Page.
□ □ □

The Air Force’s flexible materials and processes team is developing backbone technology that enables the wiring of smart clothing that can maintain performance in all positions. The researchers started with individual particles of liquid metal enclosed in a shell, sort of like a tiny water balloon. Each particle is then chemically chained to the next through polymerization.
As the connected liquid metal particles are strained, the particles tear open and liquid metal spills out. Connections form to give the system both conductivity and inherent stretchability. During each stretching cycle after the first, the conductivity increases and returns back to normal. Testing has been limited to a finger so far, but no fatigue was detected after 10,000 cycles, and the Air Force believes the material could be integrated into a long-sleeve garment that could transfer power through the shirt, across the body, in a way that bending an elbow or rotating a shoulder won’t degrade the power transferred.
“The discovery of Polymerized Liquid Metal Networks is ideal for stretchable power delivery, sensing and circuitry,” said Capt. Carl Thrasher, AFRL Materials and Manufacturing Directorate research chemist. “Human interfacing systems will be able to operate continuously, weigh less and deliver more power with this technology.”
“We think this is really exciting for a multitude of applications,” he said. “This is something that isn’t available on the market today so we are really excited to introduce this to the world and spread the word.”

□ □ □

Dataset entries.
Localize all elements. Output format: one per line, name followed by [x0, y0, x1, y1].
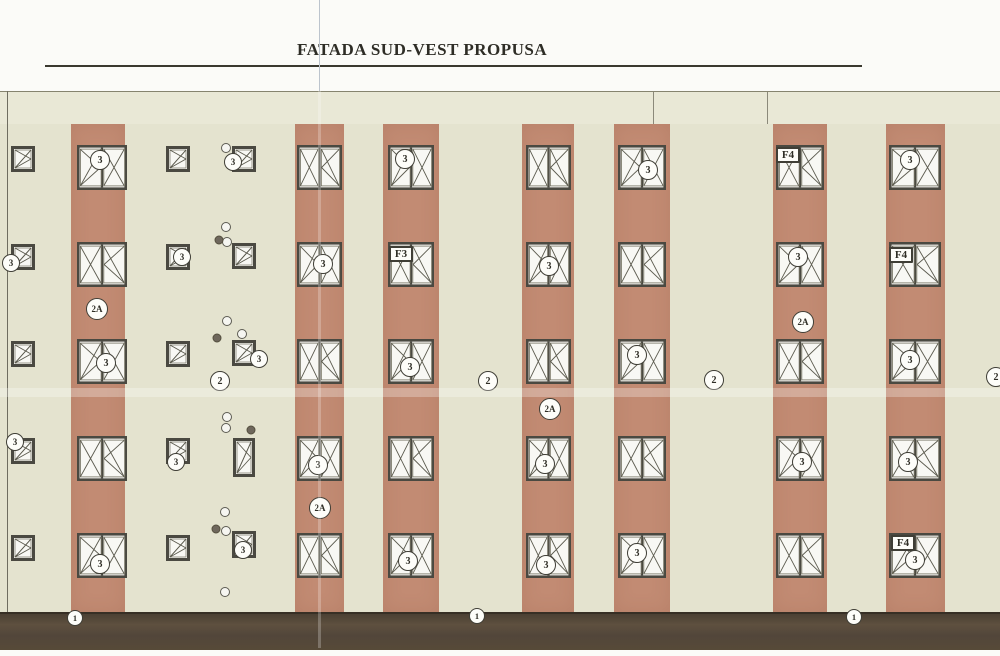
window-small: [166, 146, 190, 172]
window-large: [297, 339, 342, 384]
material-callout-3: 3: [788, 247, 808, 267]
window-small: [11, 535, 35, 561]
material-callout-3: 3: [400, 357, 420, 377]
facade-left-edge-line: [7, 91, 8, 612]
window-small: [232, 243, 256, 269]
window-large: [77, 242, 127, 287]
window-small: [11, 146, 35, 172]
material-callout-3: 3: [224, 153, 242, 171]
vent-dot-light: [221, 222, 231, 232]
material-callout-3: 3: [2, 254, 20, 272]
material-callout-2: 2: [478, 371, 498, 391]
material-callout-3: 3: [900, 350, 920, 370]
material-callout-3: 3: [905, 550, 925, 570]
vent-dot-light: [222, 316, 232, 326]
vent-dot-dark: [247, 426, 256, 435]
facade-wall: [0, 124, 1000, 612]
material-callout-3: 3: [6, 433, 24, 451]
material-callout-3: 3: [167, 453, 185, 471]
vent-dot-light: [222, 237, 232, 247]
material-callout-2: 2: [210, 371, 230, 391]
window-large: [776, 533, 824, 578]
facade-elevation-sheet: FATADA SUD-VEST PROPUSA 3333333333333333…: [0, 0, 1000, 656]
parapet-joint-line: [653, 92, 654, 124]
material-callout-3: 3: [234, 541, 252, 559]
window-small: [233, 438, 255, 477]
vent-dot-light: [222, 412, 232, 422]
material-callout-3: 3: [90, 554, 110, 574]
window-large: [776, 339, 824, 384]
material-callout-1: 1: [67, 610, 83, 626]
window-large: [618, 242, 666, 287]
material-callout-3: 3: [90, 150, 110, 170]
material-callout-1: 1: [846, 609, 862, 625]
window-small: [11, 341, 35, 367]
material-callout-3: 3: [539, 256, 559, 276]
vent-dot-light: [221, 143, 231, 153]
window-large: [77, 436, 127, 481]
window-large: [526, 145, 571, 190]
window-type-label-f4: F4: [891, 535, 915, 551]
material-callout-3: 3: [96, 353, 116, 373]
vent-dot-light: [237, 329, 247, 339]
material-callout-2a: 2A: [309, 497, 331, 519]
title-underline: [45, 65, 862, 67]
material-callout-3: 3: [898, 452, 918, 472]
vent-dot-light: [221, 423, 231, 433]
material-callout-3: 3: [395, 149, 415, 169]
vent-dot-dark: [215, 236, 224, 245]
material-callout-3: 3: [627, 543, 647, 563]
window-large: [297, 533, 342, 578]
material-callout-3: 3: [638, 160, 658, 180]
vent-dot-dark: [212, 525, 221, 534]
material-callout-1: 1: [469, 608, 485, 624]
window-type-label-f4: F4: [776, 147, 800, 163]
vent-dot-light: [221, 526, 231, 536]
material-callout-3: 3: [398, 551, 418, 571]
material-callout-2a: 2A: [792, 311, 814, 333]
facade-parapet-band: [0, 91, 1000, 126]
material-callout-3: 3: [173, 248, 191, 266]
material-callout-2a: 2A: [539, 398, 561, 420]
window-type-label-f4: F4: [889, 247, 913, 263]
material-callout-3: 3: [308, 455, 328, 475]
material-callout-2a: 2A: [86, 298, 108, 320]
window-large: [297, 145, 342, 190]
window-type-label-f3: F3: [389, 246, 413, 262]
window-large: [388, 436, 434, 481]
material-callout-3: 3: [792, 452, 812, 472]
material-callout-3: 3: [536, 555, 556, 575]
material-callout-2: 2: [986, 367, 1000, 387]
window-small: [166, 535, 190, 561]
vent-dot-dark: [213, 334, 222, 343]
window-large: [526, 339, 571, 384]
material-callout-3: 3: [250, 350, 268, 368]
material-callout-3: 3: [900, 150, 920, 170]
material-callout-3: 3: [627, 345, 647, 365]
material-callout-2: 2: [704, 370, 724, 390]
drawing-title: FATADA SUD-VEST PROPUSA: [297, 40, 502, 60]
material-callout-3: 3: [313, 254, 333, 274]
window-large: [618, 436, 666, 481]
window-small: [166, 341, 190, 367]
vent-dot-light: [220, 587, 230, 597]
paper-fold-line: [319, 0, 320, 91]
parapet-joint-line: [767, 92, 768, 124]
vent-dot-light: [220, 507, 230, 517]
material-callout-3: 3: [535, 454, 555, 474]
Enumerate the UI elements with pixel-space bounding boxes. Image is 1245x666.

□ □ □

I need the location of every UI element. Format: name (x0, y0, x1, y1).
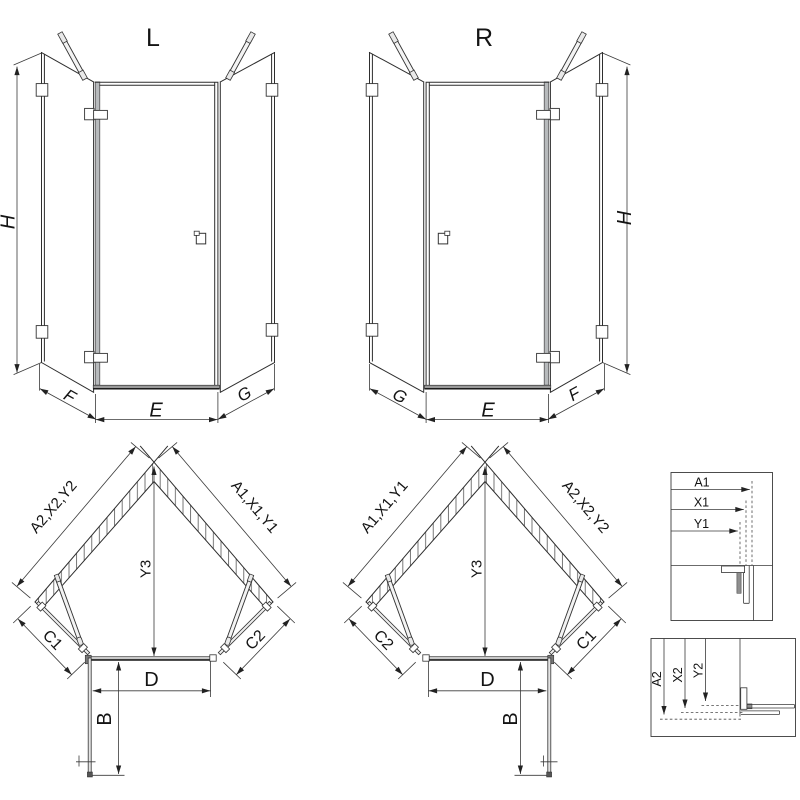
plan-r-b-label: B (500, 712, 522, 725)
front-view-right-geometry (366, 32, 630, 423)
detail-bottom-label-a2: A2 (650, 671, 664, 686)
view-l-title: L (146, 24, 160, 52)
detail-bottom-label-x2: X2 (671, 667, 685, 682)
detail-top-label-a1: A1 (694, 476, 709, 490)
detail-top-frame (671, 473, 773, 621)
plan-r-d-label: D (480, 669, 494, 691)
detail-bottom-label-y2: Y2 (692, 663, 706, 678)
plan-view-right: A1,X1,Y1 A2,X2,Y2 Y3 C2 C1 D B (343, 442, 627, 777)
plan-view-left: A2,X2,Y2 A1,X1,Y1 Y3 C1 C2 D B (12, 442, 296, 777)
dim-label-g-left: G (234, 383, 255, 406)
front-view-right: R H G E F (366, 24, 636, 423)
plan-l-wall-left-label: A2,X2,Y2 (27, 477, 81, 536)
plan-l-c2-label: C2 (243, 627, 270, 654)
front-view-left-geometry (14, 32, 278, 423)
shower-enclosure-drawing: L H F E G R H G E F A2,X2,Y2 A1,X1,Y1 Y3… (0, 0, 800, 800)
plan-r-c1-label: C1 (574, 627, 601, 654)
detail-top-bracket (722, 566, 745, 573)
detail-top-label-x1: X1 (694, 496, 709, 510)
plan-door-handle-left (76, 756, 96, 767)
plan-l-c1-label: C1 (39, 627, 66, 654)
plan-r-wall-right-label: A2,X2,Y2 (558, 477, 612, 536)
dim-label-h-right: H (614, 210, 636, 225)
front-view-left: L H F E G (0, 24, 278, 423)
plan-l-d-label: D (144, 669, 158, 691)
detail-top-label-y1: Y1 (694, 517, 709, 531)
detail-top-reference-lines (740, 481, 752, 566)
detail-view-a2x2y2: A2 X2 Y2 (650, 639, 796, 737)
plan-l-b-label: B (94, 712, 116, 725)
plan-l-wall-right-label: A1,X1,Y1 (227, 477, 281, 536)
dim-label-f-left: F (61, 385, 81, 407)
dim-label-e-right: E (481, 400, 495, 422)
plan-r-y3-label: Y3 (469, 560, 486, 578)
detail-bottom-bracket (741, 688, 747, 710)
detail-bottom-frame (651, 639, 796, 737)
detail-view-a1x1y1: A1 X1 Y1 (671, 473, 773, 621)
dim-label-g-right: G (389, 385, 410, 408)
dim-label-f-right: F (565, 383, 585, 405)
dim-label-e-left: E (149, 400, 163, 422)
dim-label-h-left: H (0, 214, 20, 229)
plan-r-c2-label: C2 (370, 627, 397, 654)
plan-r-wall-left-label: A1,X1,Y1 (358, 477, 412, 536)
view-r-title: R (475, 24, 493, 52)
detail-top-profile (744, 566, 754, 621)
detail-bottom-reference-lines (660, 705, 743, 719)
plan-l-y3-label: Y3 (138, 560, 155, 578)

□ □ □

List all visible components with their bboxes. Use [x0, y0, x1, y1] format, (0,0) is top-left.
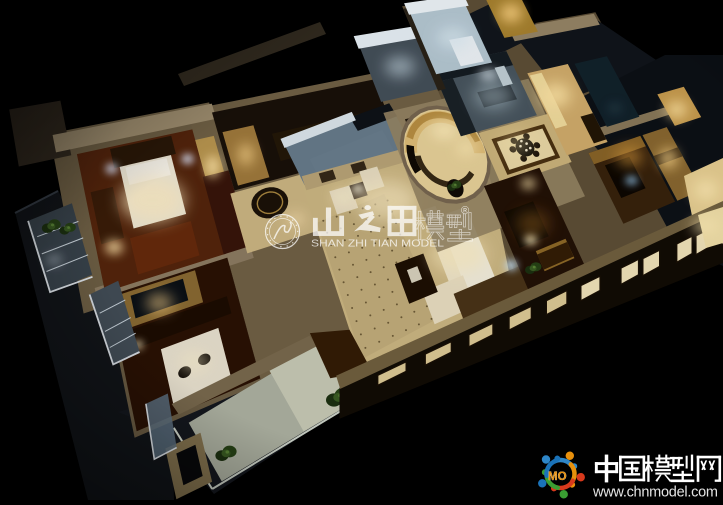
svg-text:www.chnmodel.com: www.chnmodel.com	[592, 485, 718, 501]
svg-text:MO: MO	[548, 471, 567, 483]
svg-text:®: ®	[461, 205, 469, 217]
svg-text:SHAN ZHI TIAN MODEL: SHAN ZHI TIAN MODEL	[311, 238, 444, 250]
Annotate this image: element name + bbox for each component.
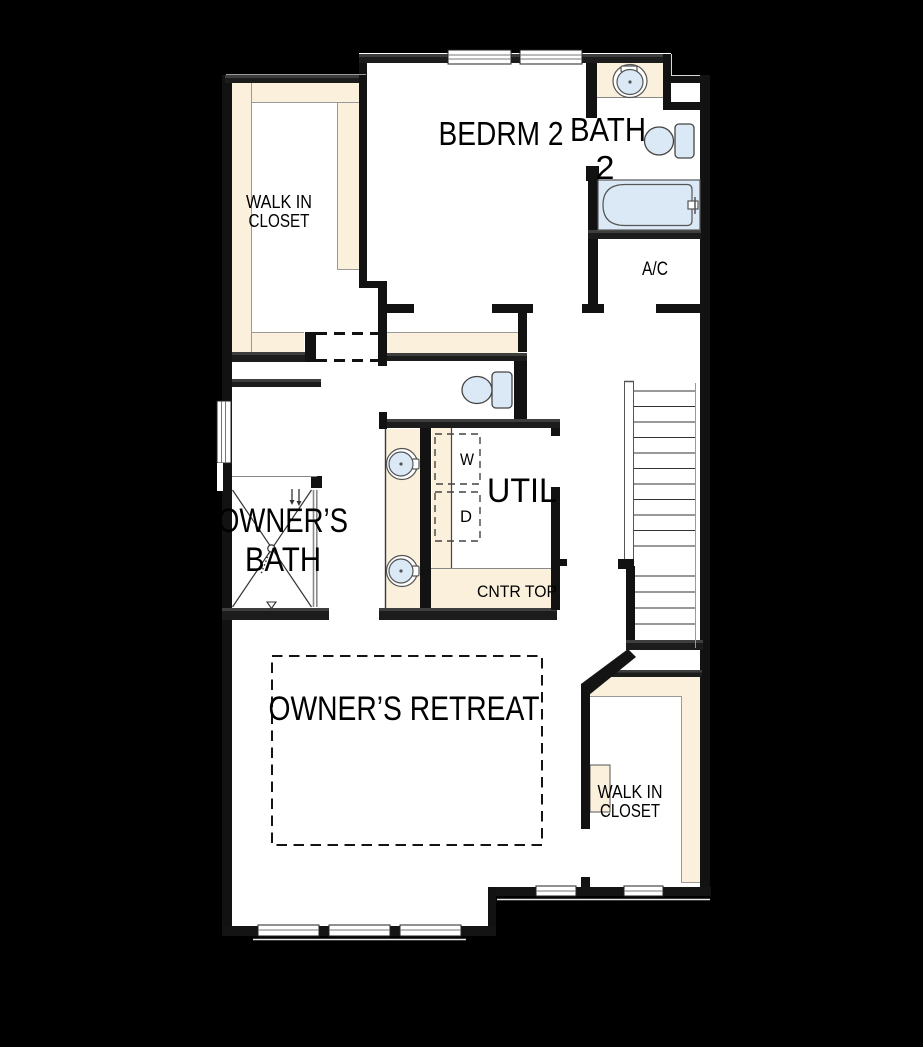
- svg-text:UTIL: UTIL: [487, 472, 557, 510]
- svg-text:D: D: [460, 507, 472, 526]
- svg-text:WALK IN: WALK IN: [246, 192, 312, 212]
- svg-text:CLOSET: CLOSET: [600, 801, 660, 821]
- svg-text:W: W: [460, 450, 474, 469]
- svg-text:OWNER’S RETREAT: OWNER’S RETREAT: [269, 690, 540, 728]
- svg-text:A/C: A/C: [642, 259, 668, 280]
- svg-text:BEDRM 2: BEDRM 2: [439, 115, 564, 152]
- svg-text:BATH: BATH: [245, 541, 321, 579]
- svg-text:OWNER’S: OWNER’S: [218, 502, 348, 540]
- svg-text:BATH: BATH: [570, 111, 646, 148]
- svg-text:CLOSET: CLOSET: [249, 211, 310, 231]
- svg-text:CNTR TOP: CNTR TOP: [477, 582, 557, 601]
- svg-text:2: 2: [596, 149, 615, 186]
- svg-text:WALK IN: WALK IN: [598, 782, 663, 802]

□ □ □

Stated task 1.
Answer these questions about the liquid metal wiring passage:
(a) What is each enclosed particle of liquid metal likened to?
(b) How many cycles was the material tested for without showing fatigue?
(c) What position does Capt. Carl Thrasher hold?
Stated task 2. Can you carry the liquid metal wiring passage forward, starting after its final sentence?
The records were taken from a separate source.

Exercise answer 1.
(a) A tiny water balloon.
(b) 10,000 cycles.
(c) He is a research chemist with the AFRL Materials and Manufacturing Directorate.

Exercise answer 2.
TechLink, as the Air Force’s national partnership intermediary for technology transfer, can navigate businesses to R&D partnerships with the Air Force Research Laboratory via patent license agreements and cooperative research and development agreements. TechLink’s staff are in constant contact with dozens of Department of Defense labs and continuously evaluate their inventions for commercial potential, which allows them to help private companies leverage the U.S. military’s substantial investment in basic and applied R&D.
For example, the Air Force was granted U.S. Patent 10,428,234 on October 1 for the metal inks developed by Dr. Tabor and his colleagues for manufacturing conductive substrates using direct-write or inkjet printing techniques. (Tabor’s research also earned the Air Force U.S. Patent 10,129,975 last fall.)
With TechLink’s no-cost assistance, U.S. companies can evaluate the technologies, obtain a license, and use it to manufacture new products.
And there’s more.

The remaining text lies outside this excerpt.